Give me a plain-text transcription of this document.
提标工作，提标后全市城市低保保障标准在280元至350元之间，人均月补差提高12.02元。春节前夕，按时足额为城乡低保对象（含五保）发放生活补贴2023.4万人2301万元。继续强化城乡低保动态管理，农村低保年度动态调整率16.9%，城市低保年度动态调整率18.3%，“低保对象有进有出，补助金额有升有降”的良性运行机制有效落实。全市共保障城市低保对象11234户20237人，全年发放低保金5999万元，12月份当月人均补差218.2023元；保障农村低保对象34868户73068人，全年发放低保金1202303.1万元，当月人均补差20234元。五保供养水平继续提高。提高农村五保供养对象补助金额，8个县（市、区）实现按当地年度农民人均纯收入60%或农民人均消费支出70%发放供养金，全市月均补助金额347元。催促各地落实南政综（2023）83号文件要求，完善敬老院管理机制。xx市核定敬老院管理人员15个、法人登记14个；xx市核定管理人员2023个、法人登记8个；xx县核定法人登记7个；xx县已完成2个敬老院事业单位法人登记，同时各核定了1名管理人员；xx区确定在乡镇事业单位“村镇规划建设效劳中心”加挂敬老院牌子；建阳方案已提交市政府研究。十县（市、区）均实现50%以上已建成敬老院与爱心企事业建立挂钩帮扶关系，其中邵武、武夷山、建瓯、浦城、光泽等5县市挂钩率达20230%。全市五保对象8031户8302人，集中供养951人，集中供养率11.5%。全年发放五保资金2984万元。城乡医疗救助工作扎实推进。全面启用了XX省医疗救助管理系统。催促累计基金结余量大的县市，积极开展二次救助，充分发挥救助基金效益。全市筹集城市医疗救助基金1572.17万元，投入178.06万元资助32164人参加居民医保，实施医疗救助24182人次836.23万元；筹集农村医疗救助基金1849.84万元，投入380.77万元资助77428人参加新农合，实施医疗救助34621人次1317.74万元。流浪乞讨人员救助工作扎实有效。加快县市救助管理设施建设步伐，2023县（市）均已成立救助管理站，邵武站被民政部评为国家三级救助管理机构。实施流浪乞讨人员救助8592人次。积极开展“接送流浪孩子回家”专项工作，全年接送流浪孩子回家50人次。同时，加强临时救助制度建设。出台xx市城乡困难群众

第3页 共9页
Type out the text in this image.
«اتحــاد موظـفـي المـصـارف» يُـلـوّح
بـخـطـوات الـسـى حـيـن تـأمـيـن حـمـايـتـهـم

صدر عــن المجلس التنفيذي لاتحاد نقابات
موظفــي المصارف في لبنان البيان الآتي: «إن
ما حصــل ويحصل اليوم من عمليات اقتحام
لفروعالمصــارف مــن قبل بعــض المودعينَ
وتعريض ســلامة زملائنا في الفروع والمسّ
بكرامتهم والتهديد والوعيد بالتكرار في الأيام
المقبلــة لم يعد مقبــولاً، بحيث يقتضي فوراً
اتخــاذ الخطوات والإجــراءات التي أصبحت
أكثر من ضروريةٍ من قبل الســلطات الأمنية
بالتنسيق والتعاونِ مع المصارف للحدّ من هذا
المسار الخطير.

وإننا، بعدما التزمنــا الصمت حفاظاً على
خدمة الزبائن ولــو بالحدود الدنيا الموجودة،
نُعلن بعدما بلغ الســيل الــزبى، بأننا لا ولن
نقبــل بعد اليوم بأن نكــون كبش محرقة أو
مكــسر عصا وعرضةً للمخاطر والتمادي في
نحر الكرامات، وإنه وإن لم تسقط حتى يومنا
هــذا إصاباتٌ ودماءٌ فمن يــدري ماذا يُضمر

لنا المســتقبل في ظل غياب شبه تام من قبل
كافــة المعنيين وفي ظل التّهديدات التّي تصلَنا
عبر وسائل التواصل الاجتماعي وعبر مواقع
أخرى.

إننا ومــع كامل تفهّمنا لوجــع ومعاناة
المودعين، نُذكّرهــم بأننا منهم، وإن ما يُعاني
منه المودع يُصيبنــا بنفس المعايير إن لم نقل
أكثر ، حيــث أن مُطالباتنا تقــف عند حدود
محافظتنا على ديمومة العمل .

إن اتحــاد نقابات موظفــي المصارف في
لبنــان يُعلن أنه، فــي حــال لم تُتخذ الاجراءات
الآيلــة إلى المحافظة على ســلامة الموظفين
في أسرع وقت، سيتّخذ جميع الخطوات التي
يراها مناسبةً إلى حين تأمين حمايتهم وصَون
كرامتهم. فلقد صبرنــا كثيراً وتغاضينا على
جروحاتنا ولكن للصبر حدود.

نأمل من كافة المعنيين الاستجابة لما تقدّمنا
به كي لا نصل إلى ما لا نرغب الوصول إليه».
---
■ Task instructions ■
Where a line above contains the string "أكثر", copy that line.

■ Response ■
أكثر من ضروريةٍ من قبل الســلطات الأمنية
أكثر ، حيــث أن مُطالباتنا تقــف عند حدود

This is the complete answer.